— Start —

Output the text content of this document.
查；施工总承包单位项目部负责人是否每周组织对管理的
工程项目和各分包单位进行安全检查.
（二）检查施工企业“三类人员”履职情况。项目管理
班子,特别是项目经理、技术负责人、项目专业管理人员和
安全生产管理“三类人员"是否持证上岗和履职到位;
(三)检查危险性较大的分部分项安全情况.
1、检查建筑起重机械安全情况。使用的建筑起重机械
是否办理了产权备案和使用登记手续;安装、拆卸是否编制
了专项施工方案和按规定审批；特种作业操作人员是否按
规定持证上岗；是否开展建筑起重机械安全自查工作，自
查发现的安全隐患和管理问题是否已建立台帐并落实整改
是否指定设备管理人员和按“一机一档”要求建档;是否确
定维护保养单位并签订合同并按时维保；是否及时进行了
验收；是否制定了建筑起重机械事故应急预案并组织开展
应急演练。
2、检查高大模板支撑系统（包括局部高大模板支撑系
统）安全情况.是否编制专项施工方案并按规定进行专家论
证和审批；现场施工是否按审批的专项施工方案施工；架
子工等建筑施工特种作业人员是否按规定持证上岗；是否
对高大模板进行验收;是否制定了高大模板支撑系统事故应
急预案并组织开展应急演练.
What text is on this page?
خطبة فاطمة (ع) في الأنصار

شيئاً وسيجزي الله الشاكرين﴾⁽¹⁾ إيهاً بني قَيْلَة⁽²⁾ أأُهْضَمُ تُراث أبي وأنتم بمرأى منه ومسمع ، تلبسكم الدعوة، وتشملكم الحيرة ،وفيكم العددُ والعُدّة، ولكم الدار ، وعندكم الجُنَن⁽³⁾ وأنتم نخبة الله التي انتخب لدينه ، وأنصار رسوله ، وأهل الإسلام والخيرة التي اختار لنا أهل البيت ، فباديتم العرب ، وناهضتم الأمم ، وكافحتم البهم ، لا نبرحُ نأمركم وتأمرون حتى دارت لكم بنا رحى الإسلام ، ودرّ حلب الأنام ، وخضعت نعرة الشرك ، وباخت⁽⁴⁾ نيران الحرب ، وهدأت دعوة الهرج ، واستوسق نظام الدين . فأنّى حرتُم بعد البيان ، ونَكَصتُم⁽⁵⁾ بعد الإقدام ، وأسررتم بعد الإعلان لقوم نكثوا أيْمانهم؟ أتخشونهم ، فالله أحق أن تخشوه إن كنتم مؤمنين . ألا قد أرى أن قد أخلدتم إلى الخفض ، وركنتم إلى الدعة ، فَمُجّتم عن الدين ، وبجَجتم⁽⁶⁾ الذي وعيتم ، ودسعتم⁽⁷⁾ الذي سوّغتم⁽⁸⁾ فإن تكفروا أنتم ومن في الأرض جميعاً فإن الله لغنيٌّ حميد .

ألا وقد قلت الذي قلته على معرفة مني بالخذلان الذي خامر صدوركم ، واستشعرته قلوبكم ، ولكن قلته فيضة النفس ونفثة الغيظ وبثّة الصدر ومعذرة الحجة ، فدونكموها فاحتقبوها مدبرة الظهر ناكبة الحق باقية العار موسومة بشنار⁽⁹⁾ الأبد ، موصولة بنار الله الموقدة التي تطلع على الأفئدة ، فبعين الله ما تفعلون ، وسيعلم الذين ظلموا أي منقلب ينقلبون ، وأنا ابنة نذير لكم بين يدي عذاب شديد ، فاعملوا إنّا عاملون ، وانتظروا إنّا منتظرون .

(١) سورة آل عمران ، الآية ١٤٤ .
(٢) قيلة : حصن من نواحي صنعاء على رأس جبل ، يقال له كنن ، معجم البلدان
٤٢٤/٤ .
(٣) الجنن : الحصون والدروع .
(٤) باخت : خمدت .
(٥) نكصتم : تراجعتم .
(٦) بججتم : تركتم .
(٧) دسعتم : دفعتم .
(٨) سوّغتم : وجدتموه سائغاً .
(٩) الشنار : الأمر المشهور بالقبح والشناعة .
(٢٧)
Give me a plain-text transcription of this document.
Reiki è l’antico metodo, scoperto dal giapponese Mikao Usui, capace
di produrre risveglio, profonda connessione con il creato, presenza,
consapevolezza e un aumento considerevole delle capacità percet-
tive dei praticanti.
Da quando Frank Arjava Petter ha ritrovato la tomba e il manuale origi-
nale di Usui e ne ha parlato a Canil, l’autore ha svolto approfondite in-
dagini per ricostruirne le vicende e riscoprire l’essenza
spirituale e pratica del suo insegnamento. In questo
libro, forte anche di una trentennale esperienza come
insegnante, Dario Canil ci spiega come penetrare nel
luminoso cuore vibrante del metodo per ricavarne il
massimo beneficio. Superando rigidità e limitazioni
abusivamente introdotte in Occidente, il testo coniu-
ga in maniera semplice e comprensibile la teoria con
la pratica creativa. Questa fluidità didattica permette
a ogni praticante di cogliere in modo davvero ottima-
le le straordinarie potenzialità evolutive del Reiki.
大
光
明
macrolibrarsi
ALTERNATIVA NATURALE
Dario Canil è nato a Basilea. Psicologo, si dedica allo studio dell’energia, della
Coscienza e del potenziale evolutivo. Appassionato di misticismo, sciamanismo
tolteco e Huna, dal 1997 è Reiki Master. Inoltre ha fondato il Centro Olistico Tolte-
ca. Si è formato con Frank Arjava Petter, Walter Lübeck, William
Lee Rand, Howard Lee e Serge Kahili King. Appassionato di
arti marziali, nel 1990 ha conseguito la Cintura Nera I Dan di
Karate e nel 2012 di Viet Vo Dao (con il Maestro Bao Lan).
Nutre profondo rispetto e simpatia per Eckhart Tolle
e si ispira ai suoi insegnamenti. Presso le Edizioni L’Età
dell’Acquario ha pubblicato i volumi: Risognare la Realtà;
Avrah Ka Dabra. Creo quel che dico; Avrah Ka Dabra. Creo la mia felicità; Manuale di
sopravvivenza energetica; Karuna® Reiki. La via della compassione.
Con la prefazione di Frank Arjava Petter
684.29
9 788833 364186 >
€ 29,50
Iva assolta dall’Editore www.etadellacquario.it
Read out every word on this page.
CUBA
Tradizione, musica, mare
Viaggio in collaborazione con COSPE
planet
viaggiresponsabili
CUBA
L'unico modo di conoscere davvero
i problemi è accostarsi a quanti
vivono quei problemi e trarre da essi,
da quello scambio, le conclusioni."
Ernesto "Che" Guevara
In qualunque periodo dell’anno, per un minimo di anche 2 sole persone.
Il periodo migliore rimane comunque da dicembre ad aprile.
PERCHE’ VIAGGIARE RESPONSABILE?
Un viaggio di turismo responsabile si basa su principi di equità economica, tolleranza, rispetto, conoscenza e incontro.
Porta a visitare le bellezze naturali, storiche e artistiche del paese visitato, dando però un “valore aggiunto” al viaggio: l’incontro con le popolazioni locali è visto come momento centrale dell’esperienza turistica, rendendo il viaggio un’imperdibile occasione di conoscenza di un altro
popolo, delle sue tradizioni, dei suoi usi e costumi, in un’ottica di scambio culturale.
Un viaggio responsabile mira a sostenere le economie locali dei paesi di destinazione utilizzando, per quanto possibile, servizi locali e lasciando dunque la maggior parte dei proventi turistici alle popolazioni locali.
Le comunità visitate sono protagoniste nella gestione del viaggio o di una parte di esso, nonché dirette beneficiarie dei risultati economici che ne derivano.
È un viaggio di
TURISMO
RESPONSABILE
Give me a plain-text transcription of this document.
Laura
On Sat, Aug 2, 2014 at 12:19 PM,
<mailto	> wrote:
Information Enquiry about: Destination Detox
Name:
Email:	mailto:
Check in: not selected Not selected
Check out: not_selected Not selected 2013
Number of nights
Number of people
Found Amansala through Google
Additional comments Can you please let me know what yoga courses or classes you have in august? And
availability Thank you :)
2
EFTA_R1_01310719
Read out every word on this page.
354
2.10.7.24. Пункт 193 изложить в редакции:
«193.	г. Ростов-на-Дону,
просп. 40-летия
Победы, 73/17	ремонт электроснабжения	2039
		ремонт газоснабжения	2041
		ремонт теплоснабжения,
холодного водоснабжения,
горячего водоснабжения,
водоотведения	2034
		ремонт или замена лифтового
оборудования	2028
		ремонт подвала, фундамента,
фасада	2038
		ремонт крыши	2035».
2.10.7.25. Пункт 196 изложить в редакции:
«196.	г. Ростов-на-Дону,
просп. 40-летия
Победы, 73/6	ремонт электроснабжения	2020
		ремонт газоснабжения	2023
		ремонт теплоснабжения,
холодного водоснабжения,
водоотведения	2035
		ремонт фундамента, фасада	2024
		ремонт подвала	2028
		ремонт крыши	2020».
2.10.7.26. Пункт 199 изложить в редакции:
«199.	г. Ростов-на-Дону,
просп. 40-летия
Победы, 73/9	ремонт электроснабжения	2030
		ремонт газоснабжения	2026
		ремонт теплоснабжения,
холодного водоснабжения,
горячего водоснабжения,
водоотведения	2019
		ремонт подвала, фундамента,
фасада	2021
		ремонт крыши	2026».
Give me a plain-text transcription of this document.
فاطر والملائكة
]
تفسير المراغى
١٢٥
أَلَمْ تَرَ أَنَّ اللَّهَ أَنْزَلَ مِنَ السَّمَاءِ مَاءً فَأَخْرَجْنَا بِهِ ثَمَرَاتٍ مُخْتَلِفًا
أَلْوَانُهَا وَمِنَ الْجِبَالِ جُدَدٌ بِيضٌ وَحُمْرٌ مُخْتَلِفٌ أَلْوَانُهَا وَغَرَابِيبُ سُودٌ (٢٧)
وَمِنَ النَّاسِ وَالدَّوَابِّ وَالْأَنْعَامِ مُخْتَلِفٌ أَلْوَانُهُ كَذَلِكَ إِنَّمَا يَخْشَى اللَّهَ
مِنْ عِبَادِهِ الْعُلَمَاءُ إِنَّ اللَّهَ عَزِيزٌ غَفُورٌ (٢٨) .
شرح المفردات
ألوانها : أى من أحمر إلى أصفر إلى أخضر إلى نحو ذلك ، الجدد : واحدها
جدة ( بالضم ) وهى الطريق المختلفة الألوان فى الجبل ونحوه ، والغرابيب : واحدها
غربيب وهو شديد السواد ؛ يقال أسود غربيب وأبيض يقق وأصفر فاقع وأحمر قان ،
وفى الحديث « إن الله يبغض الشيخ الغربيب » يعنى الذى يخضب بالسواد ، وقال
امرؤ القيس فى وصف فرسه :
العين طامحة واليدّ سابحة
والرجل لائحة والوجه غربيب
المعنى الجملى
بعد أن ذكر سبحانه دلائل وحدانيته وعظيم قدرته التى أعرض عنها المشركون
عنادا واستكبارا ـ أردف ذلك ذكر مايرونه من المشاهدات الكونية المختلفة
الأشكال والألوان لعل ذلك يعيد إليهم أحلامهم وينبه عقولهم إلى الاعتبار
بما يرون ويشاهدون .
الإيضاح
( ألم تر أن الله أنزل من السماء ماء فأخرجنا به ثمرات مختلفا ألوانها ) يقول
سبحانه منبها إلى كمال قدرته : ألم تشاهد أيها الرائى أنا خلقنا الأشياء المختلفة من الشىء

— End —

◆ Instruction ◆
Which lines hold the word "Ростов"? Return all of them from the records above.

◆ Expected output ◆
«193.	г. Ростов-на-Дону,
«196.	г. Ростов-на-Дону,
«199.	г. Ростов-на-Дону,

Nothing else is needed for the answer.